**Provided data**:

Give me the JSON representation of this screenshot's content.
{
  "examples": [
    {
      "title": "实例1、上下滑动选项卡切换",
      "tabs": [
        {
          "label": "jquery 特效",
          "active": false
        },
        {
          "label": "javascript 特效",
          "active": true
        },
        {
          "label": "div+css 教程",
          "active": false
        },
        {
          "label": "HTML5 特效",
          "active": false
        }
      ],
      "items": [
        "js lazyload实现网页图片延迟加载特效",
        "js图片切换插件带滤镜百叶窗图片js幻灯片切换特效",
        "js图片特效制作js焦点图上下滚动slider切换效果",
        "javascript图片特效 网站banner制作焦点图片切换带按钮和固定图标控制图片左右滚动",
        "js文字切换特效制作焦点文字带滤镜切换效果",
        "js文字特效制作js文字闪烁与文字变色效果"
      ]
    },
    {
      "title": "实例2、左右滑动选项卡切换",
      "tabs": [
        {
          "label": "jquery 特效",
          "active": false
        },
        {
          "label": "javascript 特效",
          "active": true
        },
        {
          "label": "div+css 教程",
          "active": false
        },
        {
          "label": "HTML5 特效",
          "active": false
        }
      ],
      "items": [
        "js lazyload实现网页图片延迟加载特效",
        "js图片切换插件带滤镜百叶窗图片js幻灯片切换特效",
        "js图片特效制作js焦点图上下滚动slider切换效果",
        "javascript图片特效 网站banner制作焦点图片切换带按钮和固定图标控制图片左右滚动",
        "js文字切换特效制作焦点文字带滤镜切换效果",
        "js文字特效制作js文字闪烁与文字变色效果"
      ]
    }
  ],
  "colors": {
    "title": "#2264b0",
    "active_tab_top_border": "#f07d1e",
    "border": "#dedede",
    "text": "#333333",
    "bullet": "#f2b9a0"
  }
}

**Problem to work on**:
Give back all the records exactly as they stand.

**Output for this task**:
Give me the JSON representation of this screenshot's content.
{
  "examples": [
    {
      "title": "实例1、上下滑动选项卡切换",
      "tabs": [
        {
          "label": "jquery 特效",
          "active": false
        },
        {
          "label": "javascript 特效",
          "active": true
        },
        {
          "label": "div+css 教程",
          "active": false
        },
        {
          "label": "HTML5 特效",
          "active": false
        }
      ],
      "items": [
        "js lazyload实现网页图片延迟加载特效",
        "js图片切换插件带滤镜百叶窗图片js幻灯片切换特效",
        "js图片特效制作js焦点图上下滚动slider切换效果",
        "javascript图片特效 网站banner制作焦点图片切换带按钮和固定图标控制图片左右滚动",
        "js文字切换特效制作焦点文字带滤镜切换效果",
        "js文字特效制作js文字闪烁与文字变色效果"
      ]
    },
    {
      "title": "实例2、左右滑动选项卡切换",
      "tabs": [
        {
          "label": "jquery 特效",
          "active": false
        },
        {
          "label": "javascript 特效",
          "active": true
        },
        {
          "label": "div+css 教程",
          "active": false
        },
        {
          "label": "HTML5 特效",
          "active": false
        }
      ],
      "items": [
        "js lazyload实现网页图片延迟加载特效",
        "js图片切换插件带滤镜百叶窗图片js幻灯片切换特效",
        "js图片特效制作js焦点图上下滚动slider切换效果",
        "javascript图片特效 网站banner制作焦点图片切换带按钮和固定图标控制图片左右滚动",
        "js文字切换特效制作焦点文字带滤镜切换效果",
        "js文字特效制作js文字闪烁与文字变色效果"
      ]
    }
  ],
  "colors": {
    "title": "#2264b0",
    "active_tab_top_border": "#f07d1e",
    "border": "#dedede",
    "text": "#333333",
    "bullet": "#f2b9a0"
  }
}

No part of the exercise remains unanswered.